It is not, however, only the age-set of the dead which is involved in the funeral. All lineage kinsmen are expected to provide a little entertainment for their age-mates and, in addition, each individual is under an obligation formally to bury a "father" and a "mother" for his age-set. The idea behind this is that when an individual's own father or mother dies, (or a relative formally counted as such for the occasion by the lineage concerned) he is put to particularly heavy expense on behalf of his patrilineage and matrilineage respectively, and his age-mates come to his assistance at these times. This in itself is an interesting case of the age-set helping the individual to meet the demands of his lineal relatives. In return, however, the age-set have a right to expect particularly lavish entertainment. The two occasions do not now necessarily coincide. If a member's kinsman dies a bored, hungry and thirsty age-set may descend upon him to demand the entertainment due of a "father's" or "mother's" death even if it is not relative who has died, nor one officially considered to be such by the kin group. Further, as we have seen, whenever a members of the patrilineage or matrilineage dies, and on the death of comparatively important members of the wider kin groups, age-mates descend on their bereaved members to offer their condolences and receive the wine and food which is their due.

__SHORT PROBLEM 1__
According to the passage on age-sets at funerals, what is each individual formally obliged to bury for his age-set?
__SHORT PROBLEM 2__
Using the passage on age-sets at funerals, explain why a man's age-mates come to his assistance when his own father or mother dies.
__SHORT PROBLEM 3__
Continue the passage on age-sets at funerals from its last sentence.

__EXTRACTED DATA__
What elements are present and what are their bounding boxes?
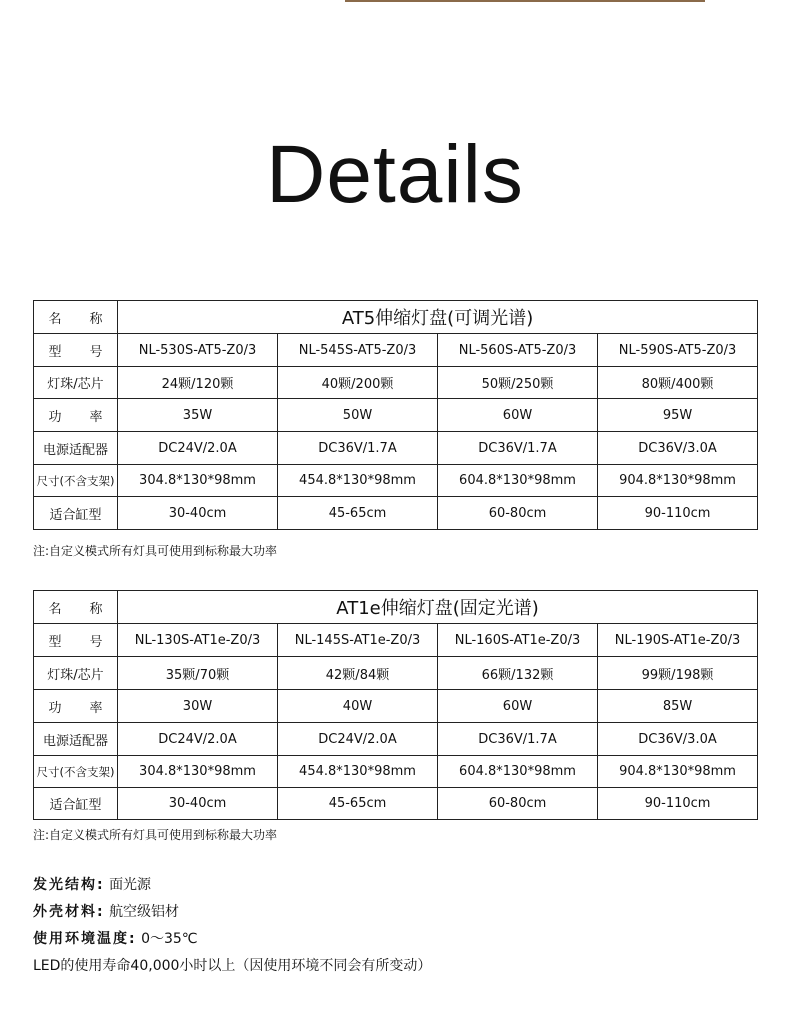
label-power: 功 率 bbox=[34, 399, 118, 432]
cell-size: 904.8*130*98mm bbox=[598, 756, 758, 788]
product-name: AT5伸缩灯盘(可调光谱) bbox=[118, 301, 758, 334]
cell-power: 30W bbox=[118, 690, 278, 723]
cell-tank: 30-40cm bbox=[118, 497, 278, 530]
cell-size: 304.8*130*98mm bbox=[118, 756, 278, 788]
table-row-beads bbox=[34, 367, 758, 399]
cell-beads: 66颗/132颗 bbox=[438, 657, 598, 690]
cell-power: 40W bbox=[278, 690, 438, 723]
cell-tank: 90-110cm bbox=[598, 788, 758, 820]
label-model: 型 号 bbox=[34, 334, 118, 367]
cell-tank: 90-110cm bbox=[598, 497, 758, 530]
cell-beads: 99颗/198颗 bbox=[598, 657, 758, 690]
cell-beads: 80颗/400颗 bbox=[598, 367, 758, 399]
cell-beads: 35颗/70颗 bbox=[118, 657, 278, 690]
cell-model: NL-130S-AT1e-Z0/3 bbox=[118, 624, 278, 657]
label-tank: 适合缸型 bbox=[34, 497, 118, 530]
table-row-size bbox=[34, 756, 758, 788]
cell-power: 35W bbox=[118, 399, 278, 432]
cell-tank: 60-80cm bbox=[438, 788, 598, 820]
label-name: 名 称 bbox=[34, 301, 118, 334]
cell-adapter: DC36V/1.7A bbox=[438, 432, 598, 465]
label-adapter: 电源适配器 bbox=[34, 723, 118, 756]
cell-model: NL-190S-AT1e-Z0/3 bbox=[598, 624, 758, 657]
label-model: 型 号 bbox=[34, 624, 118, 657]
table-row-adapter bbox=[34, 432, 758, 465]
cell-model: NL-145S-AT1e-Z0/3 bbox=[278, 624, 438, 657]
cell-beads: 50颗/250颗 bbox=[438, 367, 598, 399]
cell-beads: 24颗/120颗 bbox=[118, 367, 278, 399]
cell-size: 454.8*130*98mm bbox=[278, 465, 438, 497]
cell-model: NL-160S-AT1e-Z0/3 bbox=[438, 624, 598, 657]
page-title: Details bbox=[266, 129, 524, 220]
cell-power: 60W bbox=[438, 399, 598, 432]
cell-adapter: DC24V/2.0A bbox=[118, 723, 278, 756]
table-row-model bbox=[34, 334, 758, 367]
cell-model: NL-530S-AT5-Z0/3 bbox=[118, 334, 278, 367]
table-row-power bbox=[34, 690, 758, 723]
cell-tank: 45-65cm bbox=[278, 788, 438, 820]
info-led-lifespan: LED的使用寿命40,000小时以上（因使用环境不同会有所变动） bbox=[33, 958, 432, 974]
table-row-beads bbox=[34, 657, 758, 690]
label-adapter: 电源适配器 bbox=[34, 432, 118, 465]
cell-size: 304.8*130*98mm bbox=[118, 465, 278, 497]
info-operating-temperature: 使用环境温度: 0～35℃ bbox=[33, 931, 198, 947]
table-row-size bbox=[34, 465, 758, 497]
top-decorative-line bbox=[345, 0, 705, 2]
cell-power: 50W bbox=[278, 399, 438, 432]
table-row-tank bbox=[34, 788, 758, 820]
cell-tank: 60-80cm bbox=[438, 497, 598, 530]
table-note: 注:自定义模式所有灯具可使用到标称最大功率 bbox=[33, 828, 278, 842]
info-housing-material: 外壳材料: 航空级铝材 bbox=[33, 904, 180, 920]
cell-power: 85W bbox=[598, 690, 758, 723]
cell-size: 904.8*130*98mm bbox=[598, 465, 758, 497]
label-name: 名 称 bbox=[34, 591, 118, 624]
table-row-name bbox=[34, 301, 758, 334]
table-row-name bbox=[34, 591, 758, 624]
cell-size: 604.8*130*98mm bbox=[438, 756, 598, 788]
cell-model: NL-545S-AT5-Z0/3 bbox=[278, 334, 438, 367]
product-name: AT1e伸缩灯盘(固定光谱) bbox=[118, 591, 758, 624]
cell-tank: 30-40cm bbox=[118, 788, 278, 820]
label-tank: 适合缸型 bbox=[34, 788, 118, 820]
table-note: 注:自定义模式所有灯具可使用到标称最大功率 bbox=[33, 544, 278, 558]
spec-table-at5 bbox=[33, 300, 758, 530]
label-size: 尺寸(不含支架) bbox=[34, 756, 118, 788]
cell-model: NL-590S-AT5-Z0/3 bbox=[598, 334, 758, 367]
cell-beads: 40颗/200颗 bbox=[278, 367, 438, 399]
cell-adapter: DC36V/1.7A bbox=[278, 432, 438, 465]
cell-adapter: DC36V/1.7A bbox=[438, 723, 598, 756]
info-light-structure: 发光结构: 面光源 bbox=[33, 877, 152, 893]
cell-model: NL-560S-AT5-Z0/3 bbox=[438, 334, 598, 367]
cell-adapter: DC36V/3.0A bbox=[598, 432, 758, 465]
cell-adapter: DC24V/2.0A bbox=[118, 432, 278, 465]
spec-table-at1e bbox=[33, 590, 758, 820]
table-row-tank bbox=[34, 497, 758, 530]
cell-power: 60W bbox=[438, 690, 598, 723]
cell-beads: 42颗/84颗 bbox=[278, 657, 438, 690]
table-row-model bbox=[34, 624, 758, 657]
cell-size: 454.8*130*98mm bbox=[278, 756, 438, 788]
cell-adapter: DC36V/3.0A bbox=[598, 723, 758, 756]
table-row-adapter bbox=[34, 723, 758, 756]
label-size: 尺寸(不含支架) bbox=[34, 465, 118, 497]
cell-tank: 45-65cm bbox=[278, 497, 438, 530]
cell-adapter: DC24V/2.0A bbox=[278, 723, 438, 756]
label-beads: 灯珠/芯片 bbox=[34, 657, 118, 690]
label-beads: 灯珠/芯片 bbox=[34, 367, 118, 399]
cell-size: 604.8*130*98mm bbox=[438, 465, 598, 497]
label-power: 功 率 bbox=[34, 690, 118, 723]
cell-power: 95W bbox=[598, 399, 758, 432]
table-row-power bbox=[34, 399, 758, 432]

...

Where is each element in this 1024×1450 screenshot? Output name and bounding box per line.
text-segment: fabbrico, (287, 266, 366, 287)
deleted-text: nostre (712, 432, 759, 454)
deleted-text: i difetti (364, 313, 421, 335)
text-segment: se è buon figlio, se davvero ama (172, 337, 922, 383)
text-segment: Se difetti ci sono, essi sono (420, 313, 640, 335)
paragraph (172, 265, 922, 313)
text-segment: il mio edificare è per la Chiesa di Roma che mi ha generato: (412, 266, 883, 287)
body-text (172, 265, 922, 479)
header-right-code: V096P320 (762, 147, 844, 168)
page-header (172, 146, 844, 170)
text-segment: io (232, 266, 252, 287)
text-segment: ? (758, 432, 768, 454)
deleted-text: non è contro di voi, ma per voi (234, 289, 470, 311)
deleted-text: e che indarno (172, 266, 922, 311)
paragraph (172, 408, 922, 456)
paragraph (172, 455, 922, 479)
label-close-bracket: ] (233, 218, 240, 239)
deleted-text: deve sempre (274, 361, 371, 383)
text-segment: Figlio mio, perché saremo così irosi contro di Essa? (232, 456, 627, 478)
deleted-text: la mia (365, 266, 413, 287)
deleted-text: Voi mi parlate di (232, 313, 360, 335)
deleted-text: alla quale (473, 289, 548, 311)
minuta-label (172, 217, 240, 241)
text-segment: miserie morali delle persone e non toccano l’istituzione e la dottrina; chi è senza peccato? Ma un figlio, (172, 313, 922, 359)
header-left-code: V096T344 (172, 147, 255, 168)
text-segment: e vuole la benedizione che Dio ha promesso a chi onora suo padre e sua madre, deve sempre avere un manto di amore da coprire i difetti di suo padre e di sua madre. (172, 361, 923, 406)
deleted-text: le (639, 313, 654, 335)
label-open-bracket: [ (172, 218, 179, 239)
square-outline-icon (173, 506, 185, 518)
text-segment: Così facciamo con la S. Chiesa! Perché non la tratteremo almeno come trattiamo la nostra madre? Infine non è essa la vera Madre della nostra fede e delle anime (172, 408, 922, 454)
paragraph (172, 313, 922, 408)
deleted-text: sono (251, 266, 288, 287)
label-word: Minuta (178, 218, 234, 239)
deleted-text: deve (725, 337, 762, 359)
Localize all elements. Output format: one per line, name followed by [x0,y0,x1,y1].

__OUTPUT 1__
A "father" and a "mother."

__OUTPUT 2__
When a man's father or mother dies, he bears particularly heavy expense on behalf of his patrilineage or matrilineage, so his age-mates help him meet those demands. In return, the age-set has a right to expect particularly lavish entertainment.

__OUTPUT 3__
It might seem from this account of the way in which age-sets batten on their members that far from supporting the individual they merely make yet further demands upon him. In one sense this is true for often on these occasions the age-set's demands seem very heavy, yet even if they are outrageous they are cheerfully outrageous and they can be made only because of the strength of the bonds between the members. If a death occurs and a kinsman has not time enough to hide his fowls, his age-mates will enter his house, kill as many chickens as they can catch and hand them to his wife to cook for them. The owner must bear this with a good grace. At the same time, however, he knows that if he stands in real need his age-mates will always support him.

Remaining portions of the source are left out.